__EXERCISE__
Give only one thing: the number of lines that include the word "Forecast".

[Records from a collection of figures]
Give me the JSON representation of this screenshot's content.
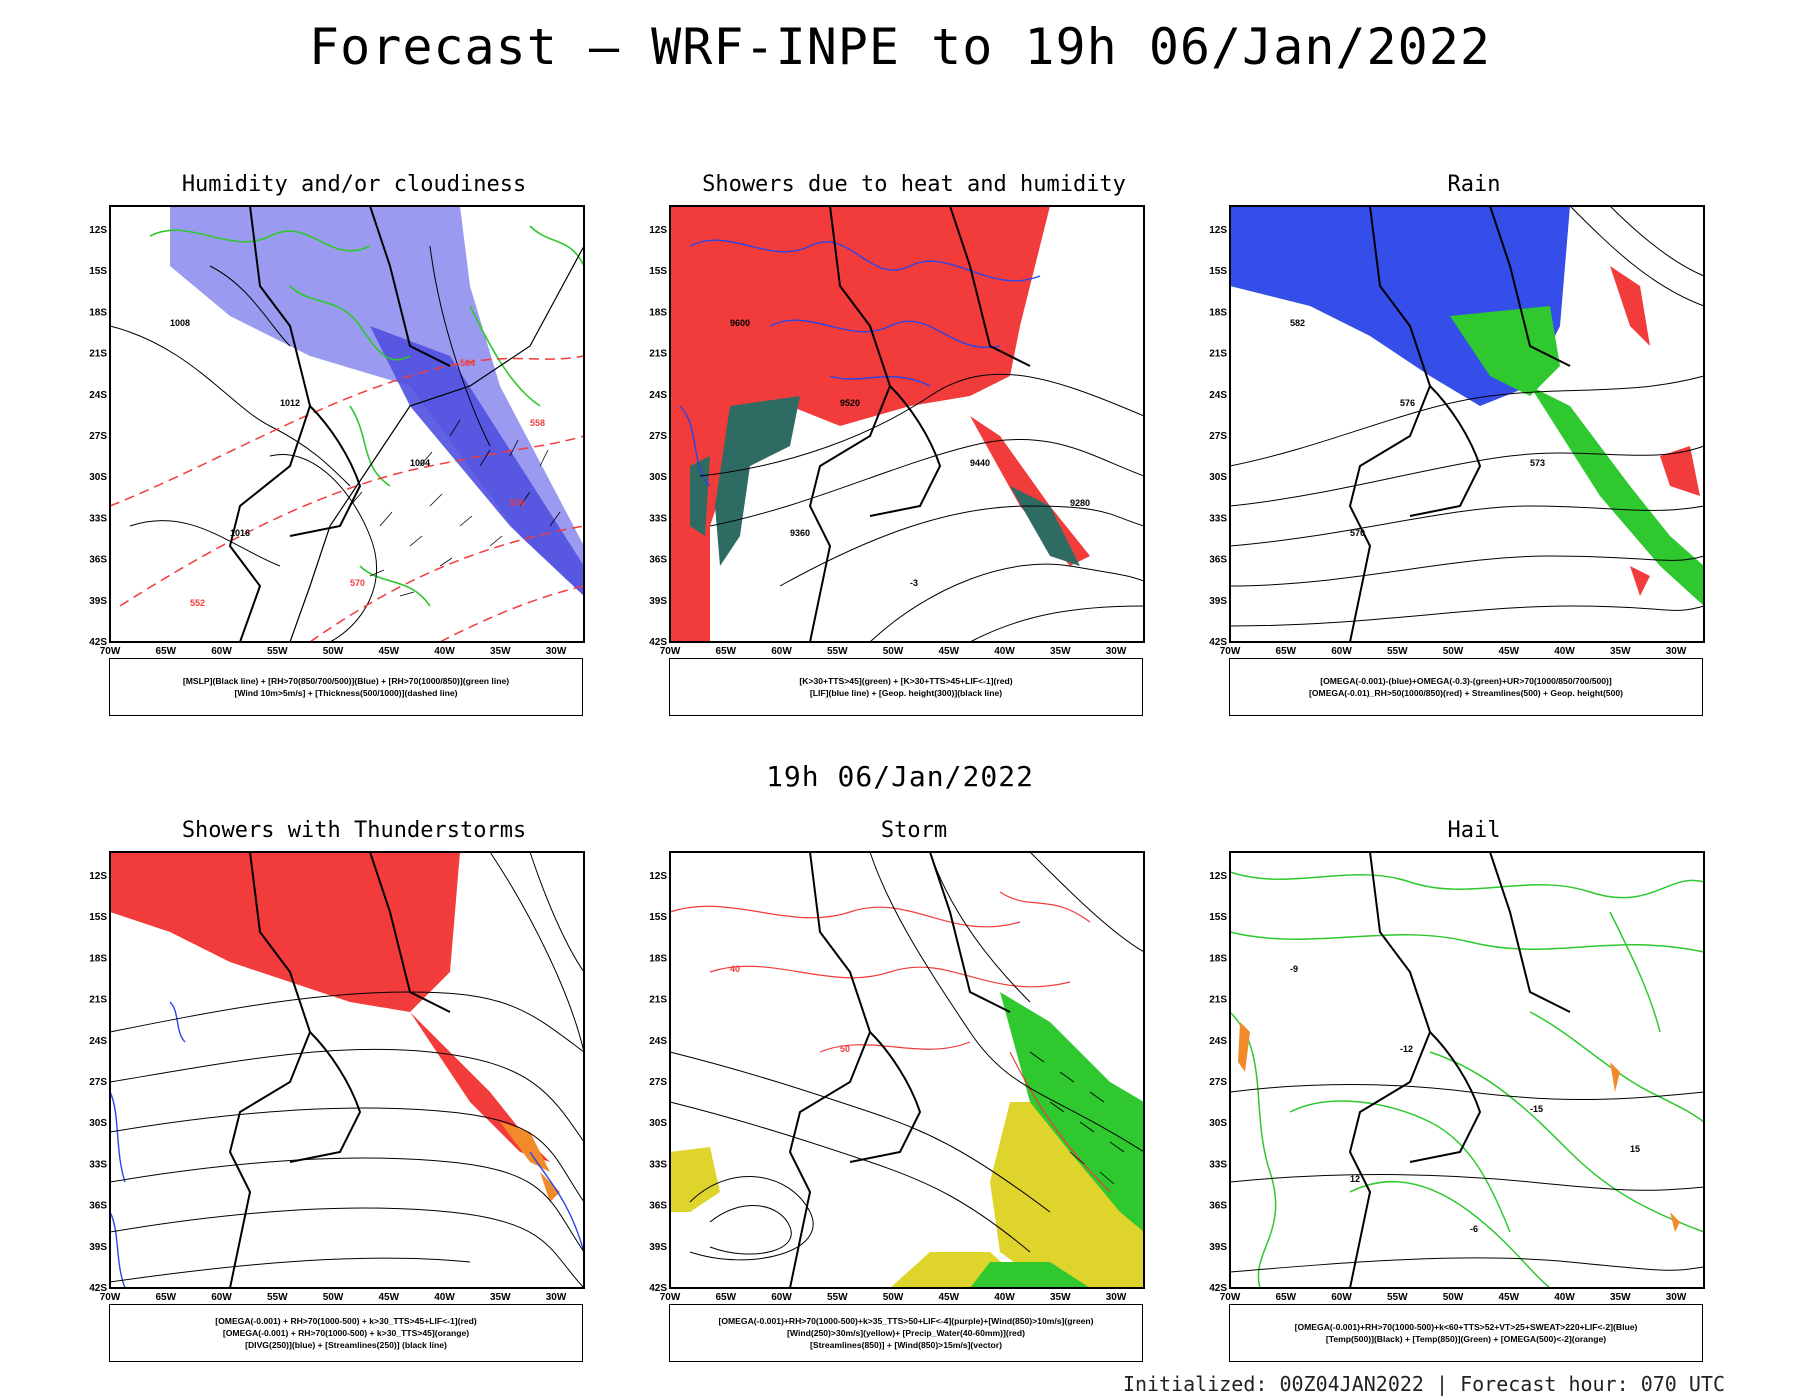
{
  "title": "Forecast — WRF-INPE to 19h 06/Jan/2022",
  "subtitle": "19h 06/Jan/2022",
  "footer": "Initialized: 00Z04JAN2022 | Forecast hour: 070 UTC",
  "axes": {
    "lat_labels": [
      "12S",
      "15S",
      "18S",
      "21S",
      "24S",
      "27S",
      "30S",
      "33S",
      "36S",
      "39S",
      "42S"
    ],
    "lon_labels": [
      "70W",
      "65W",
      "60W",
      "55W",
      "50W",
      "45W",
      "40W",
      "35W",
      "30W"
    ]
  },
  "colors": {
    "red": "#f23b3b",
    "blue": "#2a45e8",
    "green": "#2fc82f",
    "dark_teal": "#2e6b62",
    "yellow": "#dfd42c",
    "orange": "#f08a2a"
  },
  "panels": [
    {
      "title": "Humidity and/or cloudiness",
      "legend": [
        "[MSLP](Black line) + [RH>70(850/700/500)](Blue) + [RH>70(1000/850)](green line)",
        "[Wind 10m>5m/s] + [Thickness(500/1000)](dashed line)"
      ],
      "contour_labels": [
        "1008",
        "1012",
        "1004",
        "1016",
        "576",
        "570",
        "564",
        "558",
        "552"
      ]
    },
    {
      "title": "Showers due to heat and humidity",
      "legend": [
        "[K>30+TTS>45](green) + [K>30+TTS>45+LIF<-1](red)",
        "[LIF](blue line) + [Geop. height(300)](black line)"
      ],
      "contour_labels": [
        "9600",
        "9520",
        "9440",
        "9360",
        "9280",
        "-3"
      ]
    },
    {
      "title": "Rain",
      "legend": [
        "[OMEGA(-0.001)-(blue)+OMEGA(-0.3)-(green)+UR>70(1000/850/700/500)]",
        "[OMEGA(-0.01)_RH>50(1000/850)(red) + Streamlines(500) + Geop. height(500)"
      ],
      "contour_labels": [
        "582",
        "576",
        "573",
        "570"
      ]
    },
    {
      "title": "Showers with Thunderstorms",
      "legend": [
        "[OMEGA(-0.001) + RH>70(1000-500) + k>30_TTS>45+LIF<-1](red)",
        "[OMEGA(-0.001) + RH>70(1000-500) + k>30_TTS>45](orange)",
        "[DIVG(250)](blue) + [Streamlines(250)] (black line)"
      ],
      "contour_labels": []
    },
    {
      "title": "Storm",
      "legend": [
        "[OMEGA(-0.001)+RH>70(1000-500)+k>35_TTS>50+LIF<-4](purple)+[Wind(850)>10m/s](green)",
        "[Wind(250)>30m/s](yellow)+ [Precip_Water(40-60mm)](red)",
        "[Streamlines(850)] + [Wind(850)>15m/s](vector)"
      ],
      "contour_labels": [
        "40",
        "50"
      ]
    },
    {
      "title": "Hail",
      "legend": [
        "[OMEGA(-0.001)+RH>70(1000-500)+k<60+TTS>52+VT>25+SWEAT>220+LIF<-2](Blue)",
        "[Temp(500)](Black) + [Temp(850)](Green) + [OMEGA(500)<-2](orange)"
      ],
      "contour_labels": [
        "-9",
        "-12",
        "-15",
        "12",
        "15",
        "-6"
      ]
    }
  ]
}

__TASK SOLUTION__
2